INSTRUCTIONS TO FOLLOW ▸ Show, in full, each line of the data that contains "this".

● ● ● ● ●

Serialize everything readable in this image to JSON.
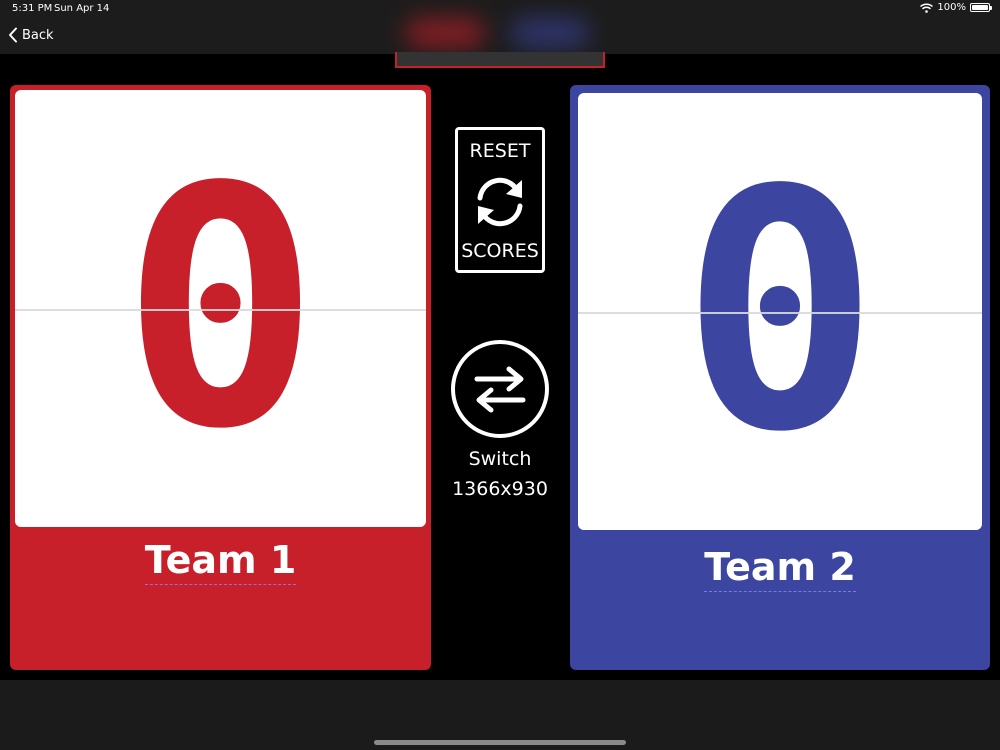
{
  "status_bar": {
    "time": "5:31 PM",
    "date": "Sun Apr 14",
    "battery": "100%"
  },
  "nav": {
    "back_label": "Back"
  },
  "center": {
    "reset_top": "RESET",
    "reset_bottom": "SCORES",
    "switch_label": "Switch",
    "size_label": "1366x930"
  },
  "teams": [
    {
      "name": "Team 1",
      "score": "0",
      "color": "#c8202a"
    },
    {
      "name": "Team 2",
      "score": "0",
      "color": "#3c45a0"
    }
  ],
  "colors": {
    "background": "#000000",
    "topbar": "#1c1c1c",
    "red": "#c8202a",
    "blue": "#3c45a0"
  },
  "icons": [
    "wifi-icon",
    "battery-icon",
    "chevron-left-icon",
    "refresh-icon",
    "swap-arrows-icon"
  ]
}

● ● ● ● ●

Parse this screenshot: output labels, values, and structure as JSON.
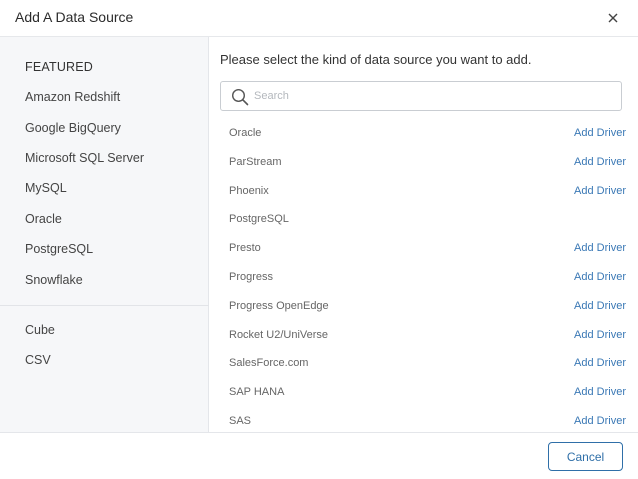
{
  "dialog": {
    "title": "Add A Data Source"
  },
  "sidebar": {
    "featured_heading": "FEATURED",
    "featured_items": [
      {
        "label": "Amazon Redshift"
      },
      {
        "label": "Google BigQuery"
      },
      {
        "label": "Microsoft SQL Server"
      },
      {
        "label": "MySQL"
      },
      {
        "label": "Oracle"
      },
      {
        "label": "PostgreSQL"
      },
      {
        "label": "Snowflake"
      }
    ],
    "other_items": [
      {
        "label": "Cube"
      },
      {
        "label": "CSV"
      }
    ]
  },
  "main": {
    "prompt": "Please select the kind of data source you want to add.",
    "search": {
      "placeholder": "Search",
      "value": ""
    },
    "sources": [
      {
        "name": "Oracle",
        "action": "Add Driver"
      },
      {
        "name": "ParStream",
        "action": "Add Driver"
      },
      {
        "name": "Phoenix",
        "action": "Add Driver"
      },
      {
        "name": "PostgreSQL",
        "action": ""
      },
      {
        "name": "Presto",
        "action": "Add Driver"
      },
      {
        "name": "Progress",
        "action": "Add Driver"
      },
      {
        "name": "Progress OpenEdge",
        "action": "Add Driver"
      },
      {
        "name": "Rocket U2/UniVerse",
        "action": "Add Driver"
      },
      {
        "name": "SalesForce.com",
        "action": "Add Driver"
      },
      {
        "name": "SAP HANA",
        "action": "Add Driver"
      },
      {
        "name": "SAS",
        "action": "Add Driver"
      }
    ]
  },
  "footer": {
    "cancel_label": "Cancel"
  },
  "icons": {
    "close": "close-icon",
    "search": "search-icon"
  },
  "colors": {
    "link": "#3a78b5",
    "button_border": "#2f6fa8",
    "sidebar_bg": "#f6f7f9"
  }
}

● ● ● ● ●

RESPONSE ▸
Serialize everything readable in this image to JSON.
Parse this screenshot: output labels, values, and structure as JSON.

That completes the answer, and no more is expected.